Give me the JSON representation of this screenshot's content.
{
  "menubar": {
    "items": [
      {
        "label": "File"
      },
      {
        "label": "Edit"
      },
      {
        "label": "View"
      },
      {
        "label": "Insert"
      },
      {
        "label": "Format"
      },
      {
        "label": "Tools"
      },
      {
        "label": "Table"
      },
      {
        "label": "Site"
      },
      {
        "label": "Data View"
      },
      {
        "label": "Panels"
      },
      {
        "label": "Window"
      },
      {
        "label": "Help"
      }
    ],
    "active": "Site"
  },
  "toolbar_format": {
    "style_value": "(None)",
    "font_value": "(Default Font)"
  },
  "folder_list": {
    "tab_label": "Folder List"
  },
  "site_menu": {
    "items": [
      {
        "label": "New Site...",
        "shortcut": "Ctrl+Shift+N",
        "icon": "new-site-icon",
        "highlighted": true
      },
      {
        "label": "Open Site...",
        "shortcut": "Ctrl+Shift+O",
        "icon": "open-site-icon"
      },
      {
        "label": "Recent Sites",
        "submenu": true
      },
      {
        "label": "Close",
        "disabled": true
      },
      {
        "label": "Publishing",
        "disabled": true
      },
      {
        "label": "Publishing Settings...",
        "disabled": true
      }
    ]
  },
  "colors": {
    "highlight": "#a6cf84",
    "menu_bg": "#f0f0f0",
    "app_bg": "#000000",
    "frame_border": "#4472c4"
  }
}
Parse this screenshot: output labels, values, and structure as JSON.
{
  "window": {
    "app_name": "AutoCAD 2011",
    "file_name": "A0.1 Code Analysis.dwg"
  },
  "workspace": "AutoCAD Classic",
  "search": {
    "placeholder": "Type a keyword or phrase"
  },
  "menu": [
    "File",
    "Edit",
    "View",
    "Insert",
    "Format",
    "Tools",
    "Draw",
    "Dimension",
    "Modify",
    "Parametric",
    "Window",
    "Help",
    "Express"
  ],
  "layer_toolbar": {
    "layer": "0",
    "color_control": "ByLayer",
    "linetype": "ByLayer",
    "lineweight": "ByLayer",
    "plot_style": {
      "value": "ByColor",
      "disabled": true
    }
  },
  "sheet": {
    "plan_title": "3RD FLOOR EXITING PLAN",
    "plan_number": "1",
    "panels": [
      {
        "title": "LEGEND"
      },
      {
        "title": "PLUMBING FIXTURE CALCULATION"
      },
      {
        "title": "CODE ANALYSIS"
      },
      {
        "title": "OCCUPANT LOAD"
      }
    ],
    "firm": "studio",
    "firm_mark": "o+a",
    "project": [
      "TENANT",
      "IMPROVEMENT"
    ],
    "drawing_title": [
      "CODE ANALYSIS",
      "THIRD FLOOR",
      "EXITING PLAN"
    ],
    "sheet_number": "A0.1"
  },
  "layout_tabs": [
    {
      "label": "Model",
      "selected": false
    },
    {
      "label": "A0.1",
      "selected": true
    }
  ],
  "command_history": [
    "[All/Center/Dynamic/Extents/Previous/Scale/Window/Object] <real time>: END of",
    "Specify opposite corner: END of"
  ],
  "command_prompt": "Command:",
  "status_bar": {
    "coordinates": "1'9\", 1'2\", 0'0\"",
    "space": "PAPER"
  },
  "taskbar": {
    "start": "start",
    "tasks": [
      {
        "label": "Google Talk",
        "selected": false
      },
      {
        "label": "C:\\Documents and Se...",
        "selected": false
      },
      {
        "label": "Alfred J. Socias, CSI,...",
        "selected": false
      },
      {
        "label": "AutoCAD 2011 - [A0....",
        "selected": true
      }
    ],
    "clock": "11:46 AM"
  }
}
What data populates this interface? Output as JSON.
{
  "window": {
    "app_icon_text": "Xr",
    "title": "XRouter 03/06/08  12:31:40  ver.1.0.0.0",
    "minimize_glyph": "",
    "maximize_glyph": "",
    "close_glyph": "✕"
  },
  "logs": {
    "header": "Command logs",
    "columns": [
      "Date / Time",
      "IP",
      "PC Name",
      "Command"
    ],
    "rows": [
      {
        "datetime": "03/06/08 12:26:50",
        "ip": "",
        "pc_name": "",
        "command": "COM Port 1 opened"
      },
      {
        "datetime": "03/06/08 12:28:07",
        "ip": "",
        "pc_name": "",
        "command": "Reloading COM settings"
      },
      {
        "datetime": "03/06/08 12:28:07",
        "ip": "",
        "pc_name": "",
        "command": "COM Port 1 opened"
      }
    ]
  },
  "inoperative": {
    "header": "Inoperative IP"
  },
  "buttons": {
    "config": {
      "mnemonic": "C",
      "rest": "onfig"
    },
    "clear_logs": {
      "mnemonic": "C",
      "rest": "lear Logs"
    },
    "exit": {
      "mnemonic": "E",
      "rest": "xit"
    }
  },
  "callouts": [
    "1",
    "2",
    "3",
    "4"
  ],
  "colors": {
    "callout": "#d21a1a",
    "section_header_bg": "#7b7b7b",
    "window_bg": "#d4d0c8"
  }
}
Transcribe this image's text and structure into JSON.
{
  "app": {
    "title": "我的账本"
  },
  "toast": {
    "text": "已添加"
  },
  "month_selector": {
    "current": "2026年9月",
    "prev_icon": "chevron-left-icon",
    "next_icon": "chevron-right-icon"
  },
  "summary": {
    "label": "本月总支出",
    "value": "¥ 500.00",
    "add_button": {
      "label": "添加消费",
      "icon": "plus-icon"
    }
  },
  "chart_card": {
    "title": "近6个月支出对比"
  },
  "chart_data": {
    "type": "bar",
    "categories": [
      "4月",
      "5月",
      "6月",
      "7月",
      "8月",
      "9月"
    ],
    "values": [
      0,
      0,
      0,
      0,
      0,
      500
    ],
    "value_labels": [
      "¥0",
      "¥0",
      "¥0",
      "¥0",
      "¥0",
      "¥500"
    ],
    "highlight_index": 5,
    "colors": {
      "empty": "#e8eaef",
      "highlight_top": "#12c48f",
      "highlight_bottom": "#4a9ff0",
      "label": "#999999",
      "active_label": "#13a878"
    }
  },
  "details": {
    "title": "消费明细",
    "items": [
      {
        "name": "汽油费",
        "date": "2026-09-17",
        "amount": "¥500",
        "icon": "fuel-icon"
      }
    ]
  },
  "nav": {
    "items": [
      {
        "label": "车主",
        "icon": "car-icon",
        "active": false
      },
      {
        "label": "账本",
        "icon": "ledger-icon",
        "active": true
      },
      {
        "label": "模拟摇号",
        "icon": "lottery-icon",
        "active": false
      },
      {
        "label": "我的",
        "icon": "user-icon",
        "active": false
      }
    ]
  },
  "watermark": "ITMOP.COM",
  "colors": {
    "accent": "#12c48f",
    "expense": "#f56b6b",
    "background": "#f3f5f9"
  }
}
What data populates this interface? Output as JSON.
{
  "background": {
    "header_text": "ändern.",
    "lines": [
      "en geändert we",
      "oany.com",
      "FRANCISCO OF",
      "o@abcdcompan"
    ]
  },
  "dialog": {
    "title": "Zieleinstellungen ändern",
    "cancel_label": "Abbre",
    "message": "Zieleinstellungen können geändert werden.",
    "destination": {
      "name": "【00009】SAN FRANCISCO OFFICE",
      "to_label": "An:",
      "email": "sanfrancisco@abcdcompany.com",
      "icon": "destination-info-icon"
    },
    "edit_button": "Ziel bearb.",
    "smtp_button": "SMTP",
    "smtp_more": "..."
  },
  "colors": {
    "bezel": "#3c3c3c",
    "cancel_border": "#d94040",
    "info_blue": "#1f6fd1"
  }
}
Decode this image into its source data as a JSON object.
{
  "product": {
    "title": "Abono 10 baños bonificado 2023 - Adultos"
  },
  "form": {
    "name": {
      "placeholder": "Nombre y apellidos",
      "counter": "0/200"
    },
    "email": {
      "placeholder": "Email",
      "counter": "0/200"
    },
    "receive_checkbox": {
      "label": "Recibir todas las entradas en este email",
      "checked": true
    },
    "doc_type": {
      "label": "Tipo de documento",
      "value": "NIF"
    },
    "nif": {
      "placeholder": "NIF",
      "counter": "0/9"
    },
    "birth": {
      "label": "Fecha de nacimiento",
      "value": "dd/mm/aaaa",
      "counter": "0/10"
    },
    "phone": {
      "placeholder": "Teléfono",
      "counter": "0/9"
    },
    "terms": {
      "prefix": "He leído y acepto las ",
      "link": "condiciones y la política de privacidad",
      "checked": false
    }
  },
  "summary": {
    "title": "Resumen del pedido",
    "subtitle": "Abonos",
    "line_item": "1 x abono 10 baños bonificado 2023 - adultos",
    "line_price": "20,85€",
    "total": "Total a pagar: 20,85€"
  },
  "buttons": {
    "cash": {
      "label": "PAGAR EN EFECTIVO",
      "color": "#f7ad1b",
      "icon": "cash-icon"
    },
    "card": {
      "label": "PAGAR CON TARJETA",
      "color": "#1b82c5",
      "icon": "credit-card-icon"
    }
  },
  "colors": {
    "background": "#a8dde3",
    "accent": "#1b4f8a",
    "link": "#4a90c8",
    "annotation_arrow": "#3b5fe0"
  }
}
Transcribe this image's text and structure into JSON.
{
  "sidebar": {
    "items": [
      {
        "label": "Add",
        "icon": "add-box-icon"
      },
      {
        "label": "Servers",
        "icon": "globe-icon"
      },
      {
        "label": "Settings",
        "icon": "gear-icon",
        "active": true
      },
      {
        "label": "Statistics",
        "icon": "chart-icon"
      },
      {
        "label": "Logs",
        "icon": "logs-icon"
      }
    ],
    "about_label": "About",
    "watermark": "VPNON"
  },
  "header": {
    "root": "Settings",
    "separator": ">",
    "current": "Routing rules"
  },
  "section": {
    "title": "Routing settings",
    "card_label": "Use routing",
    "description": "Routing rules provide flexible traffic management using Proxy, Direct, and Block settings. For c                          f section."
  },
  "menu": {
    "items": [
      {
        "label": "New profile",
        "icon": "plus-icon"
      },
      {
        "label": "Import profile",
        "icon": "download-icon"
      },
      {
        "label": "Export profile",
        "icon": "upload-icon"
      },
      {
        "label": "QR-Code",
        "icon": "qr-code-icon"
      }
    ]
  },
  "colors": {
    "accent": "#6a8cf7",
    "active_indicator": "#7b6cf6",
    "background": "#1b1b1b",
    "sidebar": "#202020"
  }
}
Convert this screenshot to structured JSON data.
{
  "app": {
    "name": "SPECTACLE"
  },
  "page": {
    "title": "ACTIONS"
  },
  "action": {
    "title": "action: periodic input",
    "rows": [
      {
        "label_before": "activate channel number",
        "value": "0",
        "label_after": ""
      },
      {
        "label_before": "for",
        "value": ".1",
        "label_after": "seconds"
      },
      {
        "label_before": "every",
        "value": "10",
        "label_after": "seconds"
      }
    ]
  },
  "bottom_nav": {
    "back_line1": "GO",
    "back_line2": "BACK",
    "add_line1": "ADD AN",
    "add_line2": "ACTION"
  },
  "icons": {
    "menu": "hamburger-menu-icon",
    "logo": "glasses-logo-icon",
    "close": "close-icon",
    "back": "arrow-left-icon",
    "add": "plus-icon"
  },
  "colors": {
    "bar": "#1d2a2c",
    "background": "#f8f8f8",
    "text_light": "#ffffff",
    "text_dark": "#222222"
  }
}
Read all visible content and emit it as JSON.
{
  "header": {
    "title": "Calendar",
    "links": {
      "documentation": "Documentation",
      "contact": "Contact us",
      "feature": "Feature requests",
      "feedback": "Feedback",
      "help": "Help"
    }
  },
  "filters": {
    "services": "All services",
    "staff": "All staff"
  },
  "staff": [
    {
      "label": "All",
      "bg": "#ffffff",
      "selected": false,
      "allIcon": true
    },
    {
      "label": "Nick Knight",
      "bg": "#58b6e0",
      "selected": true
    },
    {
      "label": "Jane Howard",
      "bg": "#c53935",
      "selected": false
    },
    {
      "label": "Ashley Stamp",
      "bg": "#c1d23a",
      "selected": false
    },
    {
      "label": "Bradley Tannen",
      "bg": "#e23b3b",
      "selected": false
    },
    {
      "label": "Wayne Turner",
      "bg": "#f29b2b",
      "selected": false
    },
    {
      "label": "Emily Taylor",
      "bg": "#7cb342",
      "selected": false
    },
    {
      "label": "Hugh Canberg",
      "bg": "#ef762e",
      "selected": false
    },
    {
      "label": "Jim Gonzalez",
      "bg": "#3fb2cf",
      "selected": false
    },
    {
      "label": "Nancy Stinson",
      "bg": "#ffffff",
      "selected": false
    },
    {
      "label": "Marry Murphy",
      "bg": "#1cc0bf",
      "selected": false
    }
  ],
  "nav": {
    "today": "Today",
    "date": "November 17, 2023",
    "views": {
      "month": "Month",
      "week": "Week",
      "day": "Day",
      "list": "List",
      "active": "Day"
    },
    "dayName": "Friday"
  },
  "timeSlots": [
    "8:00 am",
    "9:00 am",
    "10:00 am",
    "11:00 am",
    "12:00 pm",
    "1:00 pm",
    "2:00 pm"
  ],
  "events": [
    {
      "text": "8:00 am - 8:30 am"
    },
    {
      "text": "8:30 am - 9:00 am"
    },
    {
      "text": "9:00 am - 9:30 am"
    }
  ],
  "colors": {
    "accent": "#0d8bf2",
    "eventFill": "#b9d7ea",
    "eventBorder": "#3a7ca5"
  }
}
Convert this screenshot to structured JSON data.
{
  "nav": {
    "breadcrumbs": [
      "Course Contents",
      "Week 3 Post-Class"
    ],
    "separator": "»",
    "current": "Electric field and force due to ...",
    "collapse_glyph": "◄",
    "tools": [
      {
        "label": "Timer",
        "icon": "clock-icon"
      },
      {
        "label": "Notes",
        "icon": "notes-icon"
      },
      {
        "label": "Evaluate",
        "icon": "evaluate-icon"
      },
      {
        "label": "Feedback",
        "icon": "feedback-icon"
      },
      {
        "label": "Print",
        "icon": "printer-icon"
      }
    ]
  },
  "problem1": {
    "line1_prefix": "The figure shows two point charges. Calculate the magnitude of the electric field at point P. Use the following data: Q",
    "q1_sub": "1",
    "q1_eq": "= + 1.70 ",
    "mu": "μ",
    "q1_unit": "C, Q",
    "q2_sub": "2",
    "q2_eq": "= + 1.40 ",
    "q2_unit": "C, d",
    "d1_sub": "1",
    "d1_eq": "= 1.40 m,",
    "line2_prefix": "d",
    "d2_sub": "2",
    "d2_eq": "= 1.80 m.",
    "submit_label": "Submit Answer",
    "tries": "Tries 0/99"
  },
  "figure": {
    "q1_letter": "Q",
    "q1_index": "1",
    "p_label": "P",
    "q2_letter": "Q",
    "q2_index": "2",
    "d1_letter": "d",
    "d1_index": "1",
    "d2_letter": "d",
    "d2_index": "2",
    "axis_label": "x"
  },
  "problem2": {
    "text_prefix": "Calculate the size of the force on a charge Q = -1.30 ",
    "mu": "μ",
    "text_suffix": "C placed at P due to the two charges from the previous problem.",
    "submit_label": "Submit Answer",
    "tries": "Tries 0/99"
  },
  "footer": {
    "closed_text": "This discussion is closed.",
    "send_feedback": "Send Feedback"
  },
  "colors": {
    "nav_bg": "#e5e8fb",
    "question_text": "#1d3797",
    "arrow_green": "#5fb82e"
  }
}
======
TASK STATEMENT →
Every line holding "force" should be copied out.

RESPONSE TO THE TASK →
    "current": "Electric field and force due to ...",
    "text_prefix": "Calculate the size of the force on a charge Q = -1.30 ",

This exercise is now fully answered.